__Material provided__.
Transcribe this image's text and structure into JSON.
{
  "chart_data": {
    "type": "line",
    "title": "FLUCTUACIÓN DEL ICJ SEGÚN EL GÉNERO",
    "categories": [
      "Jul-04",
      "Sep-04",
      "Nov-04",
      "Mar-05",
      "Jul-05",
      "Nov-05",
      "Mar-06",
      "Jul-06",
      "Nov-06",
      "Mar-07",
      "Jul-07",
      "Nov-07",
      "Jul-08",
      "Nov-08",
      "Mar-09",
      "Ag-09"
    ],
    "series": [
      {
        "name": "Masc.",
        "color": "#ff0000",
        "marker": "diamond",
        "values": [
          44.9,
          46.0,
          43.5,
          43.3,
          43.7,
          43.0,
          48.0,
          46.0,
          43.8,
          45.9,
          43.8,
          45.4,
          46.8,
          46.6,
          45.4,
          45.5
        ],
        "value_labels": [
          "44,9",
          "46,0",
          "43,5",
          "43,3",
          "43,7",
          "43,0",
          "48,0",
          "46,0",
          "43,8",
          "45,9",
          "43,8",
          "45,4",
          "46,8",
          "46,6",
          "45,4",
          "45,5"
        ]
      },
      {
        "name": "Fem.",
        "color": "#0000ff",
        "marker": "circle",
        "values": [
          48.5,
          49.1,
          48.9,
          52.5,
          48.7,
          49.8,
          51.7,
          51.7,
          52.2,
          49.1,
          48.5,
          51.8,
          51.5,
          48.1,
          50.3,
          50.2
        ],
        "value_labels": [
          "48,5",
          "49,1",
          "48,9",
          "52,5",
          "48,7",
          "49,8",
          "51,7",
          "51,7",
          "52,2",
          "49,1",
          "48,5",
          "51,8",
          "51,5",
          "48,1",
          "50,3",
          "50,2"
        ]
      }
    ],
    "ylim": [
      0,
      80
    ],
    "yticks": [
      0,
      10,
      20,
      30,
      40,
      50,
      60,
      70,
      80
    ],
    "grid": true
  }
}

__What is needed__. Recopy the entries above in their entirety, exactly.

__Output__.
Transcribe this image's text and structure into JSON.
{
  "chart_data": {
    "type": "line",
    "title": "FLUCTUACIÓN DEL ICJ SEGÚN EL GÉNERO",
    "categories": [
      "Jul-04",
      "Sep-04",
      "Nov-04",
      "Mar-05",
      "Jul-05",
      "Nov-05",
      "Mar-06",
      "Jul-06",
      "Nov-06",
      "Mar-07",
      "Jul-07",
      "Nov-07",
      "Jul-08",
      "Nov-08",
      "Mar-09",
      "Ag-09"
    ],
    "series": [
      {
        "name": "Masc.",
        "color": "#ff0000",
        "marker": "diamond",
        "values": [
          44.9,
          46.0,
          43.5,
          43.3,
          43.7,
          43.0,
          48.0,
          46.0,
          43.8,
          45.9,
          43.8,
          45.4,
          46.8,
          46.6,
          45.4,
          45.5
        ],
        "value_labels": [
          "44,9",
          "46,0",
          "43,5",
          "43,3",
          "43,7",
          "43,0",
          "48,0",
          "46,0",
          "43,8",
          "45,9",
          "43,8",
          "45,4",
          "46,8",
          "46,6",
          "45,4",
          "45,5"
        ]
      },
      {
        "name": "Fem.",
        "color": "#0000ff",
        "marker": "circle",
        "values": [
          48.5,
          49.1,
          48.9,
          52.5,
          48.7,
          49.8,
          51.7,
          51.7,
          52.2,
          49.1,
          48.5,
          51.8,
          51.5,
          48.1,
          50.3,
          50.2
        ],
        "value_labels": [
          "48,5",
          "49,1",
          "48,9",
          "52,5",
          "48,7",
          "49,8",
          "51,7",
          "51,7",
          "52,2",
          "49,1",
          "48,5",
          "51,8",
          "51,5",
          "48,1",
          "50,3",
          "50,2"
        ]
      }
    ],
    "ylim": [
      0,
      80
    ],
    "yticks": [
      0,
      10,
      20,
      30,
      40,
      50,
      60,
      70,
      80
    ],
    "grid": true
  }
}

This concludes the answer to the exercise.